### [Brief]
Extract every line that includes the string "exacta".

Dataset records
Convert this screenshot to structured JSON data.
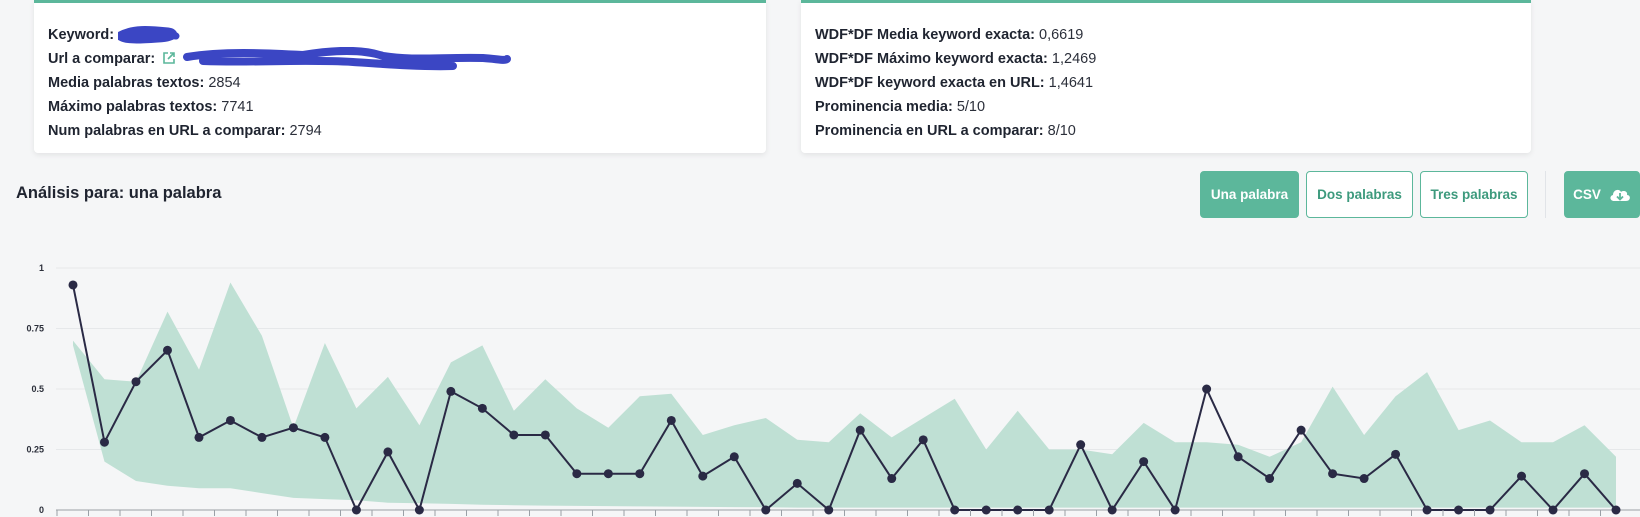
{
  "summary_left": {
    "keyword_label": "Keyword:",
    "url_label": "Url a comparar:",
    "media_palabras_label": "Media palabras textos:",
    "media_palabras_value": "2854",
    "maximo_palabras_label": "Máximo palabras textos:",
    "maximo_palabras_value": "7741",
    "num_palabras_label": "Num palabras en URL a comparar:",
    "num_palabras_value": "2794"
  },
  "summary_right": {
    "wdf_media_label": "WDF*DF Media keyword exacta:",
    "wdf_media_value": "0,6619",
    "wdf_maximo_label": "WDF*DF Máximo keyword exacta:",
    "wdf_maximo_value": "1,2469",
    "wdf_url_label": "WDF*DF keyword exacta en URL:",
    "wdf_url_value": "1,4641",
    "prominencia_media_label": "Prominencia media:",
    "prominencia_media_value": "5/10",
    "prominencia_url_label": "Prominencia en URL a comparar:",
    "prominencia_url_value": "8/10"
  },
  "analysis": {
    "title": "Análisis para: una palabra",
    "buttons": {
      "una": "Una palabra",
      "dos": "Dos palabras",
      "tres": "Tres palabras",
      "csv": "CSV"
    }
  },
  "colors": {
    "accent": "#5cb79b",
    "band_fill": "#bfe0d4",
    "line": "#2a2a45"
  },
  "chart_data": {
    "type": "line",
    "ylim": [
      0,
      1
    ],
    "yticks": [
      "0",
      "0.25",
      "0.5",
      "0.75",
      "1"
    ],
    "band_upper": [
      0.7,
      0.54,
      0.53,
      0.82,
      0.58,
      0.94,
      0.72,
      0.34,
      0.69,
      0.42,
      0.55,
      0.35,
      0.61,
      0.68,
      0.41,
      0.54,
      0.42,
      0.34,
      0.47,
      0.48,
      0.31,
      0.35,
      0.38,
      0.29,
      0.28,
      0.4,
      0.3,
      0.38,
      0.46,
      0.25,
      0.41,
      0.25,
      0.25,
      0.23,
      0.36,
      0.28,
      0.28,
      0.27,
      0.22,
      0.28,
      0.51,
      0.31,
      0.47,
      0.57,
      0.33,
      0.37,
      0.28,
      0.28,
      0.35,
      0.22
    ],
    "band_lower": [
      0.68,
      0.2,
      0.12,
      0.1,
      0.09,
      0.09,
      0.07,
      0.05,
      0.045,
      0.04,
      0.03,
      0.028,
      0.025,
      0.022,
      0.02,
      0.018,
      0.017,
      0.016,
      0.015,
      0.014,
      0.013,
      0.012,
      0.011,
      0.01,
      0.01,
      0.01,
      0.01,
      0.01,
      0.01,
      0.01,
      0.01,
      0.01,
      0.01,
      0.01,
      0.01,
      0.01,
      0.01,
      0.01,
      0.01,
      0.01,
      0.01,
      0.01,
      0.01,
      0.01,
      0.01,
      0.01,
      0.01,
      0.01,
      0.01,
      0.01
    ],
    "line_values": [
      0.93,
      0.28,
      0.53,
      0.66,
      0.3,
      0.37,
      0.3,
      0.34,
      0.3,
      0.0,
      0.24,
      0.0,
      0.49,
      0.42,
      0.31,
      0.31,
      0.15,
      0.15,
      0.15,
      0.37,
      0.14,
      0.22,
      0.0,
      0.11,
      0.0,
      0.33,
      0.13,
      0.29,
      0.0,
      0.0,
      0.0,
      0.0,
      0.27,
      0.0,
      0.2,
      0.0,
      0.5,
      0.22,
      0.13,
      0.33,
      0.15,
      0.13,
      0.23,
      0.0,
      0.0,
      0.0,
      0.14,
      0.0,
      0.15,
      0.0
    ]
  }
}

### [Finished task]
    "wdf_media_label": "WDF*DF Media keyword exacta:",
    "wdf_maximo_label": "WDF*DF Máximo keyword exacta:",
    "wdf_url_label": "WDF*DF keyword exacta en URL:",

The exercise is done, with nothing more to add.